(Collected data entries)

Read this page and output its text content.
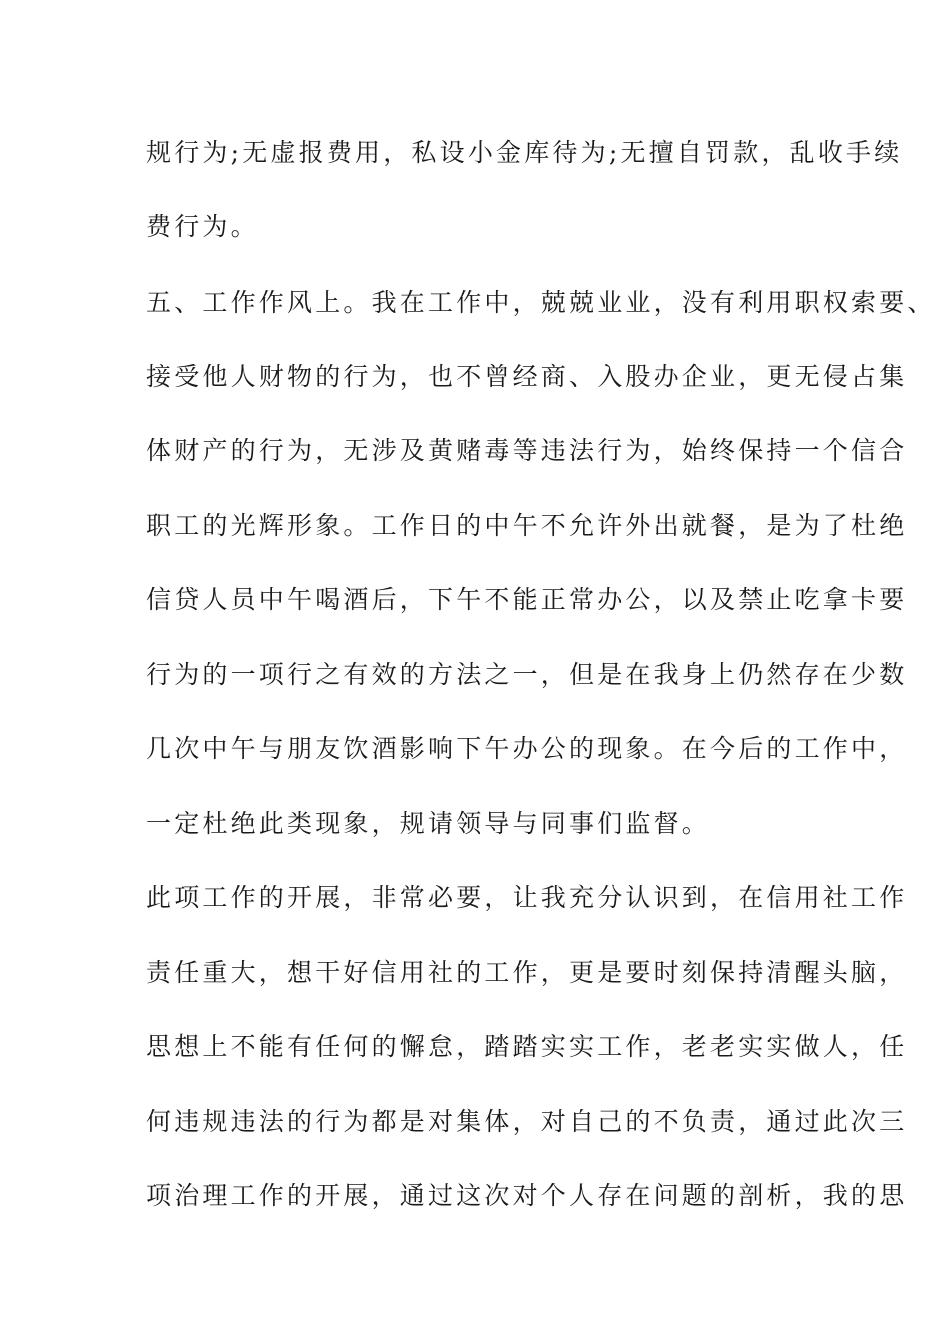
规行为;无虚报费用，私设小金库待为;无擅自罚款，乱收手续
费行为。
五、工作作风上。我在工作中，兢兢业业，没有利用职权索要、
接受他人财物的行为，也不曾经商、入股办企业，更无侵占集
体财产的行为，无涉及黄赌毒等违法行为，始终保持一个信合
职工的光辉形象。工作日的中午不允许外出就餐，是为了杜绝
信贷人员中午喝酒后，下午不能正常办公，以及禁止吃拿卡要
行为的一项行之有效的方法之一，但是在我身上仍然存在少数
几次中午与朋友饮酒影响下午办公的现象。在今后的工作中，
一定杜绝此类现象，规请领导与同事们监督。
此项工作的开展，非常必要，让我充分认识到，在信用社工作
责任重大，想干好信用社的工作，更是要时刻保持清醒头脑，
思想上不能有任何的懈怠，踏踏实实工作，老老实实做人，任
何违规违法的行为都是对集体，对自己的不负责，通过此次三
项治理工作的开展，通过这次对个人存在问题的剖析，我的思
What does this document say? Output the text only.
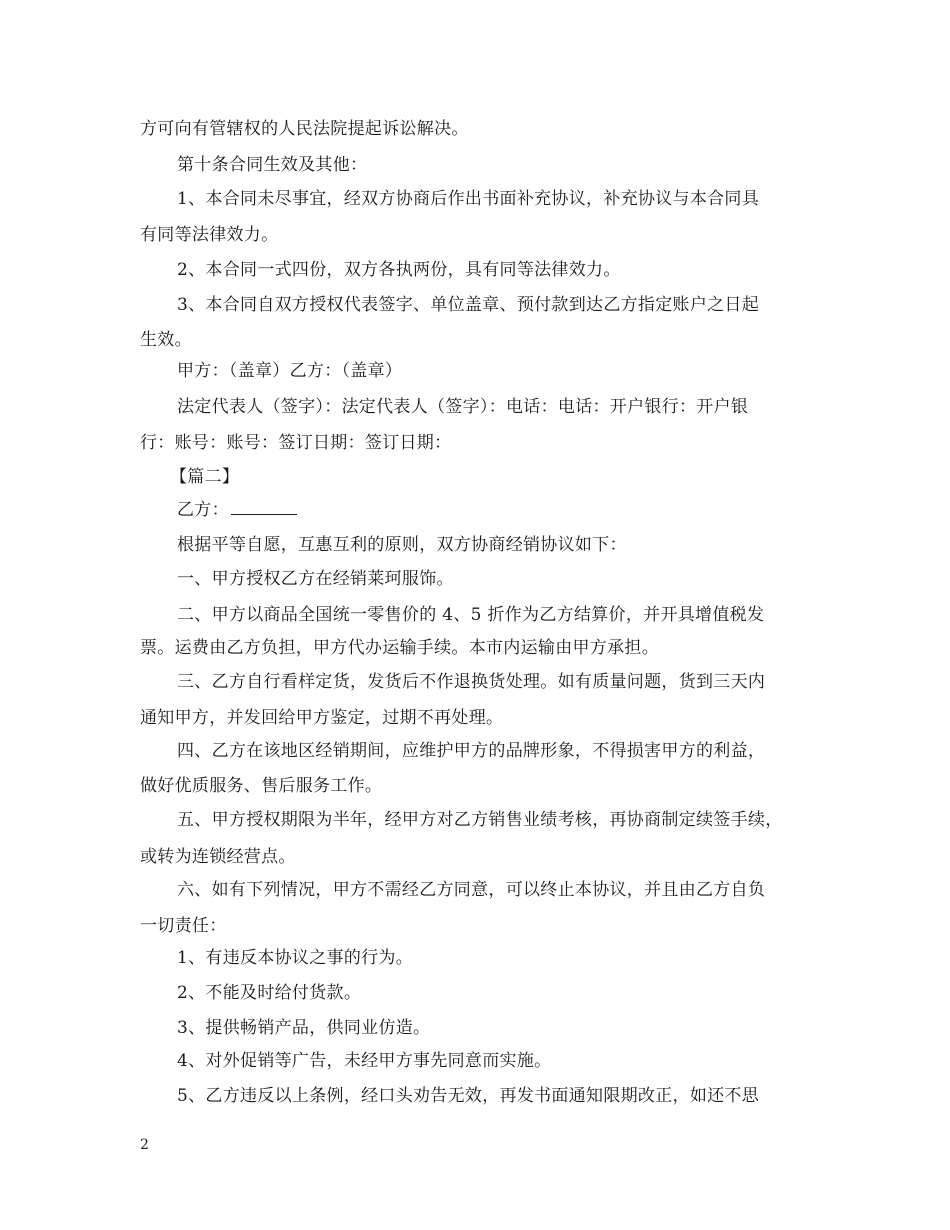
方可向有管辖权的人民法院提起诉讼解决。
第十条合同生效及其他：
1、本合同未尽事宜，经双方协商后作出书面补充协议，补充协议与本合同具
有同等法律效力。
2、本合同一式四份，双方各执两份，具有同等法律效力。
3、本合同自双方授权代表签字、单位盖章、预付款到达乙方指定账户之日起
生效。
甲方：（盖章）乙方：（盖章）
法定代表人（签字）：法定代表人（签字）：电话：电话：开户银行：开户银
行：账号：账号：签订日期：签订日期：
【篇二】
乙方：
根据平等自愿，互惠互利的原则，双方协商经销协议如下：
一、甲方授权乙方在经销莱珂服饰。
二、甲方以商品全国统一零售价的 4、5 折作为乙方结算价，并开具增值税发
票。运费由乙方负担，甲方代办运输手续。本市内运输由甲方承担。
三、乙方自行看样定货，发货后不作退换货处理。如有质量问题，货到三天内
通知甲方，并发回给甲方鉴定，过期不再处理。
四、乙方在该地区经销期间，应维护甲方的品牌形象，不得损害甲方的利益，
做好优质服务、售后服务工作。
五、甲方授权期限为半年，经甲方对乙方销售业绩考核，再协商制定续签手续，
或转为连锁经营点。
六、如有下列情况，甲方不需经乙方同意，可以终止本协议，并且由乙方自负
一切责任：
1、有违反本协议之事的行为。
2、不能及时给付货款。
3、提供畅销产品，供同业仿造。
4、对外促销等广告，未经甲方事先同意而实施。
5、乙方违反以上条例，经口头劝告无效，再发书面通知限期改正，如还不思
2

--- To be done ---
Copy the records exactly as they appear, excluding images.

--- Full response ---
Read this page and output its text content.
规行为;无虚报费用，私设小金库待为;无擅自罚款，乱收手续
费行为。
五、工作作风上。我在工作中，兢兢业业，没有利用职权索要、
接受他人财物的行为，也不曾经商、入股办企业，更无侵占集
体财产的行为，无涉及黄赌毒等违法行为，始终保持一个信合
职工的光辉形象。工作日的中午不允许外出就餐，是为了杜绝
信贷人员中午喝酒后，下午不能正常办公，以及禁止吃拿卡要
行为的一项行之有效的方法之一，但是在我身上仍然存在少数
几次中午与朋友饮酒影响下午办公的现象。在今后的工作中，
一定杜绝此类现象，规请领导与同事们监督。
此项工作的开展，非常必要，让我充分认识到，在信用社工作
责任重大，想干好信用社的工作，更是要时刻保持清醒头脑，
思想上不能有任何的懈怠，踏踏实实工作，老老实实做人，任
何违规违法的行为都是对集体，对自己的不负责，通过此次三
项治理工作的开展，通过这次对个人存在问题的剖析，我的思
What does this document say? Output the text only.
方可向有管辖权的人民法院提起诉讼解决。
第十条合同生效及其他：
1、本合同未尽事宜，经双方协商后作出书面补充协议，补充协议与本合同具
有同等法律效力。
2、本合同一式四份，双方各执两份，具有同等法律效力。
3、本合同自双方授权代表签字、单位盖章、预付款到达乙方指定账户之日起
生效。
甲方：（盖章）乙方：（盖章）
法定代表人（签字）：法定代表人（签字）：电话：电话：开户银行：开户银
行：账号：账号：签订日期：签订日期：
【篇二】
乙方：
根据平等自愿，互惠互利的原则，双方协商经销协议如下：
一、甲方授权乙方在经销莱珂服饰。
二、甲方以商品全国统一零售价的 4、5 折作为乙方结算价，并开具增值税发
票。运费由乙方负担，甲方代办运输手续。本市内运输由甲方承担。
三、乙方自行看样定货，发货后不作退换货处理。如有质量问题，货到三天内
通知甲方，并发回给甲方鉴定，过期不再处理。
四、乙方在该地区经销期间，应维护甲方的品牌形象，不得损害甲方的利益，
做好优质服务、售后服务工作。
五、甲方授权期限为半年，经甲方对乙方销售业绩考核，再协商制定续签手续，
或转为连锁经营点。
六、如有下列情况，甲方不需经乙方同意，可以终止本协议，并且由乙方自负
一切责任：
1、有违反本协议之事的行为。
2、不能及时给付货款。
3、提供畅销产品，供同业仿造。
4、对外促销等广告，未经甲方事先同意而实施。
5、乙方违反以上条例，经口头劝告无效，再发书面通知限期改正，如还不思
2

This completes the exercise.